__Exercise objective__:
Output each line of the material exactly as it stands.

__Material shown__:
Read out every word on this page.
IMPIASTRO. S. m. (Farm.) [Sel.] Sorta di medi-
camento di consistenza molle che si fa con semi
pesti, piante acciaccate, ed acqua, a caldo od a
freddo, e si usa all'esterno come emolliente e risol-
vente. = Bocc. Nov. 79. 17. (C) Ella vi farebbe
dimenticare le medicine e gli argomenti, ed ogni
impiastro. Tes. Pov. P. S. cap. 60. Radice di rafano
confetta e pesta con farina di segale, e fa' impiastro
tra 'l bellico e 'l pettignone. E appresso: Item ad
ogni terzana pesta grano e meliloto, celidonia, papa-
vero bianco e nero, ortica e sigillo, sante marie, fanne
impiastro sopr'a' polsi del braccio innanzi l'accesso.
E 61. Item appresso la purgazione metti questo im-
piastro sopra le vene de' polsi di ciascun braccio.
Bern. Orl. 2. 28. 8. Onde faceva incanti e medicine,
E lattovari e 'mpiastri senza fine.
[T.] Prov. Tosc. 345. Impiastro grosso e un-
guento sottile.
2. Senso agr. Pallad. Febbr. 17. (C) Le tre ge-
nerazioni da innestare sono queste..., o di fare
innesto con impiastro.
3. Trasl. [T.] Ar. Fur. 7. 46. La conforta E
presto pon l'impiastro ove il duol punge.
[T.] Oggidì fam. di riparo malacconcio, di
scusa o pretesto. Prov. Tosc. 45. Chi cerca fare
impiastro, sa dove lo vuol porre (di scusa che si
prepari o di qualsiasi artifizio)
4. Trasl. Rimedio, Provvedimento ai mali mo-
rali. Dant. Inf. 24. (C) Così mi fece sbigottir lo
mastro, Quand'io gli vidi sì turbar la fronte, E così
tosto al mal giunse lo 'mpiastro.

__Solution to this exercise__:
Read out every word on this page.
IMPIASTRO. S. m. (Farm.) [Sel.] Sorta di medi-
camento di consistenza molle che si fa con semi
pesti, piante acciaccate, ed acqua, a caldo od a
freddo, e si usa all'esterno come emolliente e risol-
vente. = Bocc. Nov. 79. 17. (C) Ella vi farebbe
dimenticare le medicine e gli argomenti, ed ogni
impiastro. Tes. Pov. P. S. cap. 60. Radice di rafano
confetta e pesta con farina di segale, e fa' impiastro
tra 'l bellico e 'l pettignone. E appresso: Item ad
ogni terzana pesta grano e meliloto, celidonia, papa-
vero bianco e nero, ortica e sigillo, sante marie, fanne
impiastro sopr'a' polsi del braccio innanzi l'accesso.
E 61. Item appresso la purgazione metti questo im-
piastro sopra le vene de' polsi di ciascun braccio.
Bern. Orl. 2. 28. 8. Onde faceva incanti e medicine,
E lattovari e 'mpiastri senza fine.
[T.] Prov. Tosc. 345. Impiastro grosso e un-
guento sottile.
2. Senso agr. Pallad. Febbr. 17. (C) Le tre ge-
nerazioni da innestare sono queste..., o di fare
innesto con impiastro.
3. Trasl. [T.] Ar. Fur. 7. 46. La conforta E
presto pon l'impiastro ove il duol punge.
[T.] Oggidì fam. di riparo malacconcio, di
scusa o pretesto. Prov. Tosc. 45. Chi cerca fare
impiastro, sa dove lo vuol porre (di scusa che si
prepari o di qualsiasi artifizio)
4. Trasl. Rimedio, Provvedimento ai mali mo-
rali. Dant. Inf. 24. (C) Così mi fece sbigottir lo
mastro, Quand'io gli vidi sì turbar la fronte, E così
tosto al mal giunse lo 'mpiastro.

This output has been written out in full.